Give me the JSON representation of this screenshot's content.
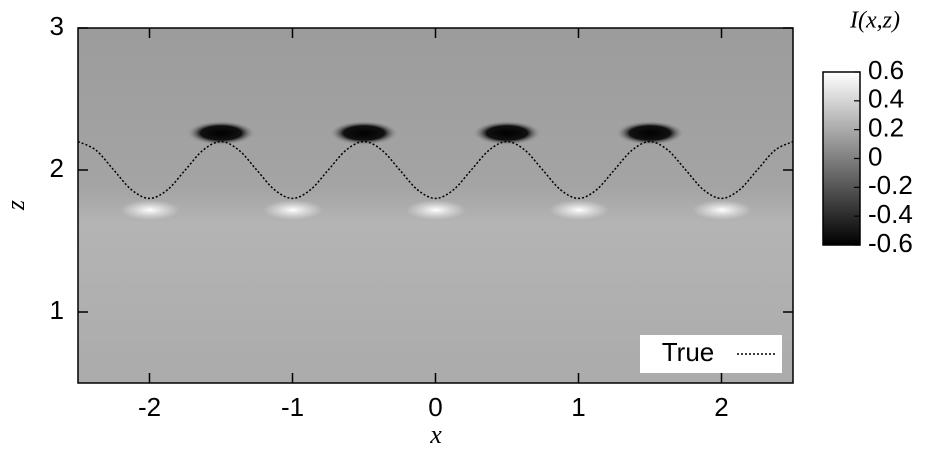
{
  "chart_data": {
    "type": "line",
    "x_label": "x",
    "y_label": "z",
    "x": [
      -2.5,
      -2.375,
      -2.25,
      -2.125,
      -2,
      -1.875,
      -1.75,
      -1.625,
      -1.5,
      -1.375,
      -1.25,
      -1.125,
      -1,
      -0.875,
      -0.75,
      -0.625,
      -0.5,
      -0.375,
      -0.25,
      -0.125,
      0,
      0.125,
      0.25,
      0.375,
      0.5,
      0.625,
      0.75,
      0.875,
      1,
      1.125,
      1.25,
      1.375,
      1.5,
      1.625,
      1.75,
      1.875,
      2,
      2.125,
      2.25,
      2.375,
      2.5
    ],
    "series": [
      {
        "name": "True",
        "color": "#000000",
        "dash": "dotted",
        "values": [
          2.2,
          2.14,
          2,
          1.86,
          1.8,
          1.86,
          2,
          2.14,
          2.2,
          2.14,
          2,
          1.86,
          1.8,
          1.86,
          2,
          2.14,
          2.2,
          2.14,
          2,
          1.86,
          1.8,
          1.86,
          2,
          2.14,
          2.2,
          2.14,
          2,
          1.86,
          1.8,
          1.86,
          2,
          2.14,
          2.2,
          2.14,
          2,
          1.86,
          1.8,
          1.86,
          2,
          2.14,
          2.2
        ]
      }
    ],
    "xlim": [
      -2.5,
      2.5
    ],
    "xticks": [
      -2,
      -1,
      0,
      1,
      2
    ],
    "ylim": [
      0.5,
      3
    ],
    "yticks": [
      1,
      2,
      3
    ],
    "legend": "lower right",
    "colorbar": {
      "title": "I(x,z)",
      "lim": [
        -0.6,
        0.6
      ],
      "ticks": [
        0.6,
        0.4,
        0.2,
        0,
        -0.2,
        -0.4,
        -0.6
      ],
      "colors": [
        "#000000",
        "#ffffff"
      ]
    }
  }
}
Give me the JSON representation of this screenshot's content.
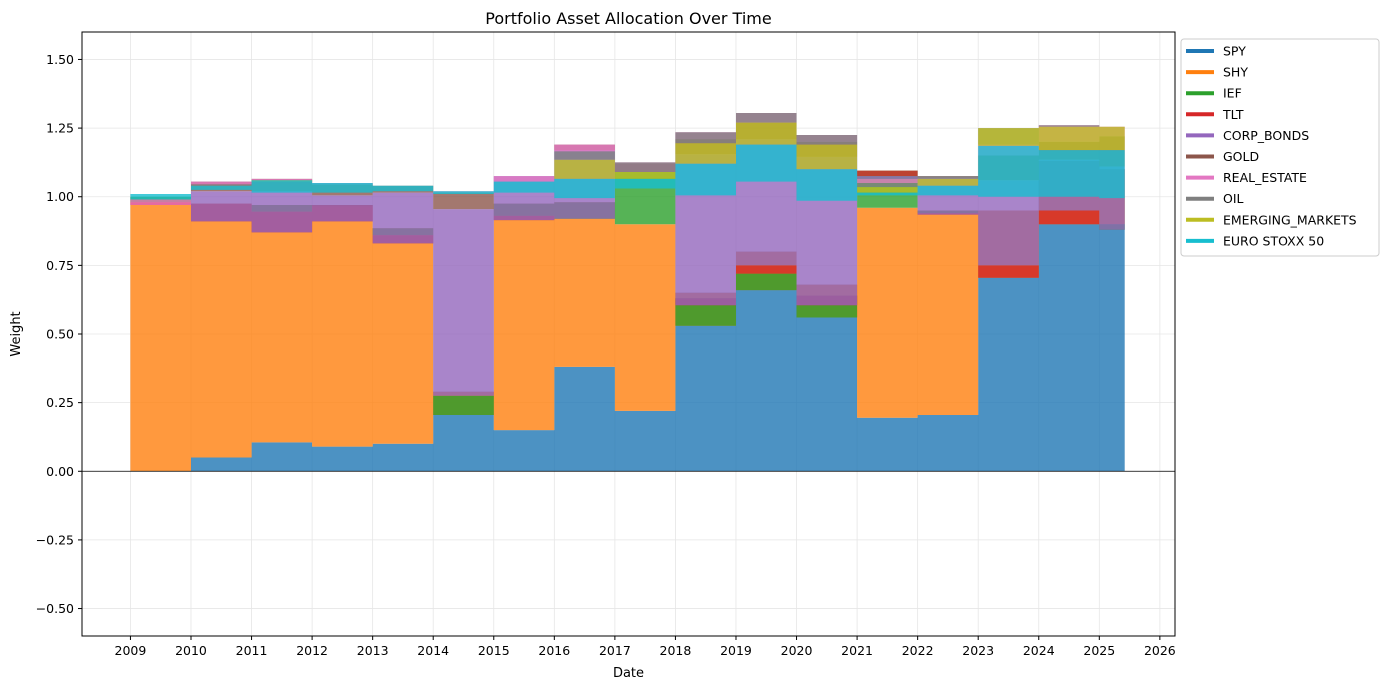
{
  "chart_data": {
    "type": "area",
    "title": "Portfolio Asset Allocation Over Time",
    "xlabel": "Date",
    "ylabel": "Weight",
    "xlim": [
      2008.2,
      2026.25
    ],
    "ylim": [
      -0.6,
      1.6
    ],
    "x_ticks": [
      "2009",
      "2010",
      "2011",
      "2012",
      "2013",
      "2014",
      "2015",
      "2016",
      "2017",
      "2018",
      "2019",
      "2020",
      "2021",
      "2022",
      "2023",
      "2024",
      "2025",
      "2026"
    ],
    "y_ticks": [
      "−0.50",
      "−0.25",
      "0.00",
      "0.25",
      "0.50",
      "0.75",
      "1.00",
      "1.25",
      "1.50"
    ],
    "grid": true,
    "legend_position": "upper-right-outside",
    "periods": [
      [
        2009.0,
        2010.0
      ],
      [
        2010.0,
        2011.0
      ],
      [
        2011.0,
        2012.0
      ],
      [
        2012.0,
        2013.0
      ],
      [
        2013.0,
        2014.0
      ],
      [
        2014.0,
        2015.0
      ],
      [
        2015.0,
        2016.0
      ],
      [
        2016.0,
        2017.0
      ],
      [
        2017.0,
        2018.0
      ],
      [
        2018.0,
        2019.0
      ],
      [
        2019.0,
        2020.0
      ],
      [
        2020.0,
        2021.0
      ],
      [
        2021.0,
        2022.0
      ],
      [
        2022.0,
        2023.0
      ],
      [
        2023.0,
        2024.0
      ],
      [
        2024.0,
        2025.0
      ],
      [
        2025.0,
        2025.42
      ]
    ],
    "series": [
      {
        "name": "SPY",
        "color": "#1f77b4",
        "values": [
          0.0,
          0.05,
          0.105,
          0.09,
          0.1,
          0.29,
          0.15,
          0.38,
          0.22,
          0.65,
          0.8,
          0.68,
          0.195,
          0.205,
          0.95,
          1.13,
          1.1
        ]
      },
      {
        "name": "SHY",
        "color": "#ff7f0e",
        "values": [
          1.0,
          0.925,
          0.865,
          0.875,
          0.785,
          -0.085,
          0.825,
          0.6,
          0.68,
          -0.12,
          -0.14,
          -0.12,
          0.765,
          0.745,
          -0.245,
          -0.23,
          -0.2
        ]
      },
      {
        "name": "IEF",
        "color": "#2ca02c",
        "values": [
          -0.02,
          0.0,
          -0.025,
          0.005,
          -0.025,
          0.07,
          -0.045,
          -0.06,
          0.22,
          0.1,
          0.06,
          0.08,
          0.135,
          -0.01,
          0.0,
          0.0,
          -0.02
        ]
      },
      {
        "name": "TLT",
        "color": "#d62728",
        "values": [
          -0.01,
          -0.065,
          -0.075,
          -0.06,
          -0.03,
          0.0,
          -0.015,
          0.0,
          -0.03,
          -0.025,
          0.03,
          -0.035,
          -0.02,
          -0.005,
          0.045,
          0.05,
          0.0
        ]
      },
      {
        "name": "CORP_BONDS",
        "color": "#9467bd",
        "values": [
          0.0,
          0.11,
          0.15,
          0.095,
          0.185,
          0.68,
          0.16,
          0.25,
          0.0,
          0.55,
          0.46,
          0.54,
          -0.01,
          0.135,
          0.31,
          0.185,
          0.23
        ]
      },
      {
        "name": "GOLD",
        "color": "#8c564b",
        "values": [
          0.0,
          0.035,
          0.045,
          0.04,
          0.025,
          0.06,
          0.0,
          0.02,
          0.0,
          0.055,
          0.06,
          0.055,
          0.0,
          0.005,
          0.09,
          0.065,
          0.11
        ]
      },
      {
        "name": "REAL_ESTATE",
        "color": "#e377c2",
        "values": [
          0.02,
          -0.01,
          -0.01,
          0.005,
          0.0,
          0.005,
          -0.02,
          -0.025,
          0.035,
          0.025,
          0.035,
          0.025,
          -0.015,
          0.0,
          0.04,
          0.06,
          0.035
        ]
      },
      {
        "name": "OIL",
        "color": "#7f7f7f",
        "values": [
          0.0,
          -0.005,
          0.0,
          0.0,
          0.0,
          0.0,
          0.0,
          -0.03,
          -0.035,
          -0.04,
          -0.035,
          -0.035,
          -0.015,
          -0.01,
          0.06,
          -0.005,
          0.0
        ]
      },
      {
        "name": "EMERGING_MARKETS",
        "color": "#bcbd22",
        "values": [
          0.0,
          0.0,
          0.005,
          0.0,
          0.0,
          0.0,
          0.0,
          -0.07,
          -0.025,
          -0.075,
          -0.08,
          -0.09,
          -0.02,
          -0.025,
          -0.065,
          -0.085,
          -0.085
        ]
      },
      {
        "name": "EURO STOXX 50",
        "color": "#17becf",
        "values": [
          0.02,
          -0.015,
          -0.045,
          -0.035,
          -0.02,
          -0.01,
          -0.04,
          -0.07,
          -0.035,
          -0.115,
          -0.135,
          -0.115,
          -0.01,
          -0.035,
          -0.185,
          -0.17,
          -0.175
        ]
      }
    ]
  }
}
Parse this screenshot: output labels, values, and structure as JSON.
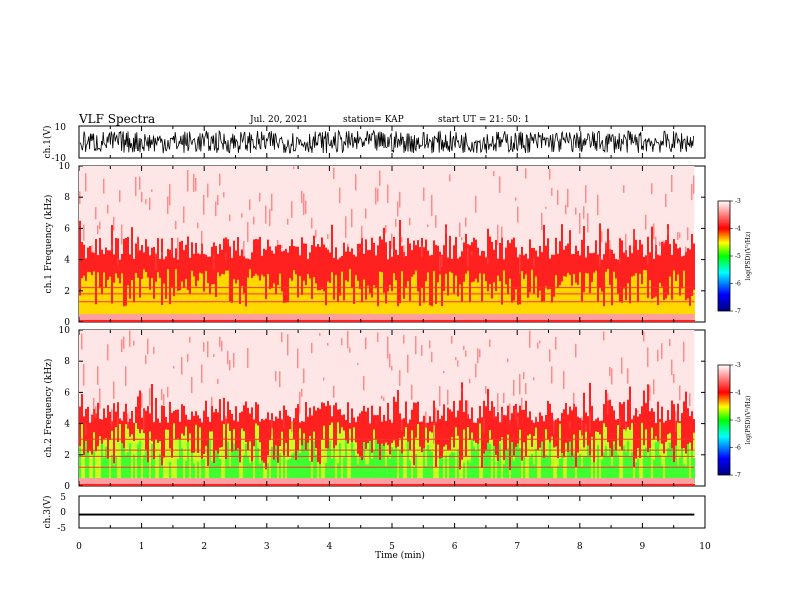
{
  "header": {
    "title": "VLF Spectra",
    "date": "Jul. 20, 2021",
    "station": "station= KAP",
    "start": "start UT = 21: 50: 1"
  },
  "colors": {
    "colormap": [
      "#00007f",
      "#0000ff",
      "#00ffff",
      "#00ff00",
      "#ffff00",
      "#ff0000",
      "#ffffff"
    ],
    "waveform": "#000000"
  },
  "chart_data": [
    {
      "type": "line",
      "panel": "ch1-waveform",
      "ylabel": "ch.1(V)",
      "ylim": [
        -10,
        10
      ],
      "yticks": [
        "10",
        "-10"
      ],
      "xlim": [
        0,
        10
      ],
      "series": [
        {
          "values": "noisy broadband waveform, approx. +/-7 V envelope, 0 to 9.83 min"
        }
      ]
    },
    {
      "type": "heatmap",
      "panel": "ch1-spectrogram",
      "ylabel": "ch.1 Frequency (kHz)",
      "ylim": [
        0,
        10
      ],
      "yticks": [
        "0",
        "2",
        "4",
        "6",
        "8",
        "10"
      ],
      "xlim": [
        0,
        10
      ],
      "data_end_min": 9.83,
      "colorbar": {
        "label": "log(PSD)(V²/Hz)",
        "range": [
          -7,
          -3
        ],
        "ticks": [
          "-3",
          "-4",
          "-5",
          "-6",
          "-7"
        ]
      },
      "bands_khz": [
        1.3,
        1.8,
        2.2
      ]
    },
    {
      "type": "heatmap",
      "panel": "ch2-spectrogram",
      "ylabel": "ch.2 Frequency (kHz)",
      "ylim": [
        0,
        10
      ],
      "yticks": [
        "0",
        "2",
        "4",
        "6",
        "8",
        "10"
      ],
      "xlim": [
        0,
        10
      ],
      "data_end_min": 9.83,
      "colorbar": {
        "label": "log(PSD)(V²/Hz)",
        "range": [
          -7,
          -3
        ],
        "ticks": [
          "-3",
          "-4",
          "-5",
          "-6",
          "-7"
        ]
      },
      "bands_khz": [
        1.2,
        1.9,
        2.3,
        3.0
      ]
    },
    {
      "type": "line",
      "panel": "ch3-waveform",
      "ylabel": "ch.3(V)",
      "ylim": [
        -5,
        5
      ],
      "yticks": [
        "5",
        "0",
        "-5"
      ],
      "xlim": [
        0,
        10
      ],
      "series": [
        {
          "values": "near-constant waveform approx. -0.8 V, thickness approx. 0.3 V"
        }
      ]
    }
  ],
  "xaxis": {
    "label": "Time (min)",
    "ticks": [
      "0",
      "1",
      "2",
      "3",
      "4",
      "5",
      "6",
      "7",
      "8",
      "9",
      "10"
    ]
  }
}
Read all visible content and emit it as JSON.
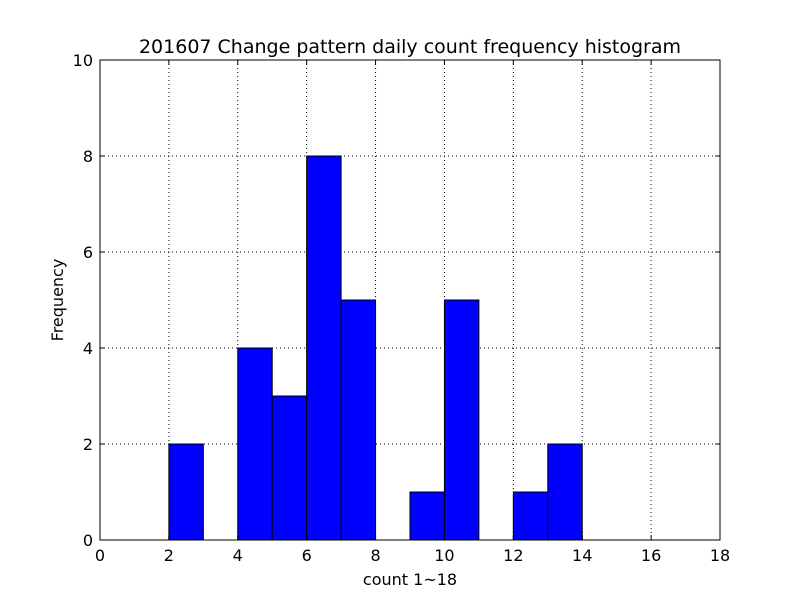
{
  "chart_data": {
    "type": "bar",
    "title": "201607 Change pattern daily count frequency histogram",
    "xlabel": "count 1~18",
    "ylabel": "Frequency",
    "xlim": [
      0,
      18
    ],
    "ylim": [
      0,
      10
    ],
    "xticks": [
      0,
      2,
      4,
      6,
      8,
      10,
      12,
      14,
      16,
      18
    ],
    "yticks": [
      0,
      2,
      4,
      6,
      8,
      10
    ],
    "grid": true,
    "bar_color": "#0000ff",
    "bins": [
      {
        "x0": 1,
        "x1": 2,
        "value": 0
      },
      {
        "x0": 2,
        "x1": 3,
        "value": 2
      },
      {
        "x0": 3,
        "x1": 4,
        "value": 0
      },
      {
        "x0": 4,
        "x1": 5,
        "value": 4
      },
      {
        "x0": 5,
        "x1": 6,
        "value": 3
      },
      {
        "x0": 6,
        "x1": 7,
        "value": 8
      },
      {
        "x0": 7,
        "x1": 8,
        "value": 5
      },
      {
        "x0": 8,
        "x1": 9,
        "value": 0
      },
      {
        "x0": 9,
        "x1": 10,
        "value": 1
      },
      {
        "x0": 10,
        "x1": 11,
        "value": 5
      },
      {
        "x0": 11,
        "x1": 12,
        "value": 0
      },
      {
        "x0": 12,
        "x1": 13,
        "value": 1
      },
      {
        "x0": 13,
        "x1": 14,
        "value": 2
      },
      {
        "x0": 14,
        "x1": 15,
        "value": 0
      },
      {
        "x0": 15,
        "x1": 16,
        "value": 0
      },
      {
        "x0": 16,
        "x1": 17,
        "value": 0
      },
      {
        "x0": 17,
        "x1": 18,
        "value": 0
      }
    ]
  }
}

++++++++++

= Problem description =
Which lines above contain "waveform"? Show each of them.

= Complete output =
    "waveform": "#000000"
      "panel": "ch1-waveform",
          "values": "noisy broadband waveform, approx. +/-7 V envelope, 0 to 9.83 min"
      "panel": "ch3-waveform",
          "values": "near-constant waveform approx. -0.8 V, thickness approx. 0.3 V"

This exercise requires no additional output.